___ Material fornecido ___

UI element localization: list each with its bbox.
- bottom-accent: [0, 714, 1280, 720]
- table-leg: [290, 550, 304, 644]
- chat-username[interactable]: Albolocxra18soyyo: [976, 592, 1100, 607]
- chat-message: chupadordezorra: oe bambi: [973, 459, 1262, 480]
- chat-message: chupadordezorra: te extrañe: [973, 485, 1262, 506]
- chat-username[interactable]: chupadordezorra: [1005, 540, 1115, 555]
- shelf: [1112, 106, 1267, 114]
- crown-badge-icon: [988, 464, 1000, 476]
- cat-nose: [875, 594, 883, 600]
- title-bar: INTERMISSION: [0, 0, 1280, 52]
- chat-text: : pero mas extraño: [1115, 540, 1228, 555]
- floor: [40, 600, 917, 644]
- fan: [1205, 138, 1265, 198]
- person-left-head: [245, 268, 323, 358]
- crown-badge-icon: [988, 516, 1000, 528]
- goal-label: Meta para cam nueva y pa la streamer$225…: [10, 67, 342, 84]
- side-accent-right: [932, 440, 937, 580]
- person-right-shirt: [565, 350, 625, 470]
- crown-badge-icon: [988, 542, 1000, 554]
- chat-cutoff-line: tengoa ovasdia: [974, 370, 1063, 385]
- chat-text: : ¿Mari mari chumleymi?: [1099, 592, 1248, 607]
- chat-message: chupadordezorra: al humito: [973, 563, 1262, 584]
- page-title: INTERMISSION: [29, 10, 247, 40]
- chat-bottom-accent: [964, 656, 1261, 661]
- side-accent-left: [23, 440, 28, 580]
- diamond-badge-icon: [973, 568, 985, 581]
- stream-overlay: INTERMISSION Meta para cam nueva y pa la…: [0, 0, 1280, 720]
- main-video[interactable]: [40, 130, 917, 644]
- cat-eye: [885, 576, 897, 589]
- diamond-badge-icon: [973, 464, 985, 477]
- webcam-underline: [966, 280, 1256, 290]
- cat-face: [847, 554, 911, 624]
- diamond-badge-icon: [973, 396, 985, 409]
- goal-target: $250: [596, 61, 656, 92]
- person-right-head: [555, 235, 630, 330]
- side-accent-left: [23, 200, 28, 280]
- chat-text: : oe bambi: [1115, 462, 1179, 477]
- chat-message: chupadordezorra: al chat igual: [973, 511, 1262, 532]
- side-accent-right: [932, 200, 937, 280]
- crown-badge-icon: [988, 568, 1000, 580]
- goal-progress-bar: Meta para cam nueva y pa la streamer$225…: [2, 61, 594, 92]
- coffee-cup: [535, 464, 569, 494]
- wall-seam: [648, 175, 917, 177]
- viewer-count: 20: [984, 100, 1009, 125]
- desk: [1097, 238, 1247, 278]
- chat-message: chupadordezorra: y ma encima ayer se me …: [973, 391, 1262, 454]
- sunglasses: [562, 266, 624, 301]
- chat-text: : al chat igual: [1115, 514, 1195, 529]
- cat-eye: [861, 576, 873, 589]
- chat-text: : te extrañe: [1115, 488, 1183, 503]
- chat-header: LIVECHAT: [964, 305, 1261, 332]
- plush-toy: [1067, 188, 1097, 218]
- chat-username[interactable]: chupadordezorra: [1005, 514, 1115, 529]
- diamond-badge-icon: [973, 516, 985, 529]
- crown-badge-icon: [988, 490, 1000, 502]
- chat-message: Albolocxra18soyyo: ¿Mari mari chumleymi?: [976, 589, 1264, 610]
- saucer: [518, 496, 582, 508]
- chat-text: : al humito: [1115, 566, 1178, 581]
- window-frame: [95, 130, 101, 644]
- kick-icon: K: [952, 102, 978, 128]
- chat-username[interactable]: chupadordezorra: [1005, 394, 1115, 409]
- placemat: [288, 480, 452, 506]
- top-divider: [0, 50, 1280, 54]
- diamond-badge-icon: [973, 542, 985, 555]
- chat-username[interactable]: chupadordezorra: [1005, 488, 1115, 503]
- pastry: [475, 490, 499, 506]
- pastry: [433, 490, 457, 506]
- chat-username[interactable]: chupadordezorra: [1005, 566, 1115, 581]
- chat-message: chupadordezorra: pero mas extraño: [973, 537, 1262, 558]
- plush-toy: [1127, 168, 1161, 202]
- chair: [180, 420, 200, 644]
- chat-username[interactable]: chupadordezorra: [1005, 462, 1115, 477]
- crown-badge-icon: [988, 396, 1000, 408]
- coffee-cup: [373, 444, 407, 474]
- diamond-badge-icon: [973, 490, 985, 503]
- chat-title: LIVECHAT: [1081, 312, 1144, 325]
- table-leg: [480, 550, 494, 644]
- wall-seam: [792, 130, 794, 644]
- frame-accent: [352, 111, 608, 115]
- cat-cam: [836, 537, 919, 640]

___

Reproduza todas as linhas dos registros acima, sem mudar nada.

UI element localization: list each with its bbox.
- bottom-accent: [0, 714, 1280, 720]
- table-leg: [290, 550, 304, 644]
- chat-username[interactable]: Albolocxra18soyyo: [976, 592, 1100, 607]
- chat-message: chupadordezorra: oe bambi: [973, 459, 1262, 480]
- chat-message: chupadordezorra: te extrañe: [973, 485, 1262, 506]
- chat-username[interactable]: chupadordezorra: [1005, 540, 1115, 555]
- shelf: [1112, 106, 1267, 114]
- crown-badge-icon: [988, 464, 1000, 476]
- cat-nose: [875, 594, 883, 600]
- title-bar: INTERMISSION: [0, 0, 1280, 52]
- chat-text: : pero mas extraño: [1115, 540, 1228, 555]
- floor: [40, 600, 917, 644]
- fan: [1205, 138, 1265, 198]
- person-left-head: [245, 268, 323, 358]
- crown-badge-icon: [988, 516, 1000, 528]
- goal-label: Meta para cam nueva y pa la streamer$225…: [10, 67, 342, 84]
- side-accent-right: [932, 440, 937, 580]
- person-right-shirt: [565, 350, 625, 470]
- crown-badge-icon: [988, 542, 1000, 554]
- chat-cutoff-line: tengoa ovasdia: [974, 370, 1063, 385]
- chat-text: : ¿Mari mari chumleymi?: [1099, 592, 1248, 607]
- chat-message: chupadordezorra: al humito: [973, 563, 1262, 584]
- page-title: INTERMISSION: [29, 10, 247, 40]
- chat-bottom-accent: [964, 656, 1261, 661]
- side-accent-left: [23, 440, 28, 580]
- diamond-badge-icon: [973, 568, 985, 581]
- stream-overlay: INTERMISSION Meta para cam nueva y pa la…: [0, 0, 1280, 720]
- main-video[interactable]: [40, 130, 917, 644]
- cat-eye: [885, 576, 897, 589]
- diamond-badge-icon: [973, 464, 985, 477]
- webcam-underline: [966, 280, 1256, 290]
- cat-face: [847, 554, 911, 624]
- diamond-badge-icon: [973, 396, 985, 409]
- goal-target: $250: [596, 61, 656, 92]
- person-right-head: [555, 235, 630, 330]
- side-accent-left: [23, 200, 28, 280]
- chat-text: : oe bambi: [1115, 462, 1179, 477]
- chat-message: chupadordezorra: al chat igual: [973, 511, 1262, 532]
- side-accent-right: [932, 200, 937, 280]
- crown-badge-icon: [988, 568, 1000, 580]
- goal-progress-bar: Meta para cam nueva y pa la streamer$225…: [2, 61, 594, 92]
- coffee-cup: [535, 464, 569, 494]
- wall-seam: [648, 175, 917, 177]
- viewer-count: 20: [984, 100, 1009, 125]
- desk: [1097, 238, 1247, 278]
- chat-message: chupadordezorra: y ma encima ayer se me …: [973, 391, 1262, 454]
- sunglasses: [562, 266, 624, 301]
- chat-text: : al chat igual: [1115, 514, 1195, 529]
- cat-eye: [861, 576, 873, 589]
- chat-text: : te extrañe: [1115, 488, 1183, 503]
- chat-header: LIVECHAT: [964, 305, 1261, 332]
- plush-toy: [1067, 188, 1097, 218]
- chat-username[interactable]: chupadordezorra: [1005, 514, 1115, 529]
- diamond-badge-icon: [973, 516, 985, 529]
- crown-badge-icon: [988, 490, 1000, 502]
- chat-message: Albolocxra18soyyo: ¿Mari mari chumleymi?: [976, 589, 1264, 610]
- saucer: [518, 496, 582, 508]
- chat-text: : al humito: [1115, 566, 1178, 581]
- window-frame: [95, 130, 101, 644]
- kick-icon: K: [952, 102, 978, 128]
- chat-username[interactable]: chupadordezorra: [1005, 394, 1115, 409]
- placemat: [288, 480, 452, 506]
- top-divider: [0, 50, 1280, 54]
- diamond-badge-icon: [973, 542, 985, 555]
- chat-username[interactable]: chupadordezorra: [1005, 488, 1115, 503]
- pastry: [475, 490, 499, 506]
- pastry: [433, 490, 457, 506]
- chat-username[interactable]: chupadordezorra: [1005, 566, 1115, 581]
- chat-message: chupadordezorra: pero mas extraño: [973, 537, 1262, 558]
- plush-toy: [1127, 168, 1161, 202]
- chair: [180, 420, 200, 644]
- chat-username[interactable]: chupadordezorra: [1005, 462, 1115, 477]
- crown-badge-icon: [988, 396, 1000, 408]
- coffee-cup: [373, 444, 407, 474]
- diamond-badge-icon: [973, 490, 985, 503]
- chat-title: LIVECHAT: [1081, 312, 1144, 325]
- table-leg: [480, 550, 494, 644]
- wall-seam: [792, 130, 794, 644]
- frame-accent: [352, 111, 608, 115]
- cat-cam: [836, 537, 919, 640]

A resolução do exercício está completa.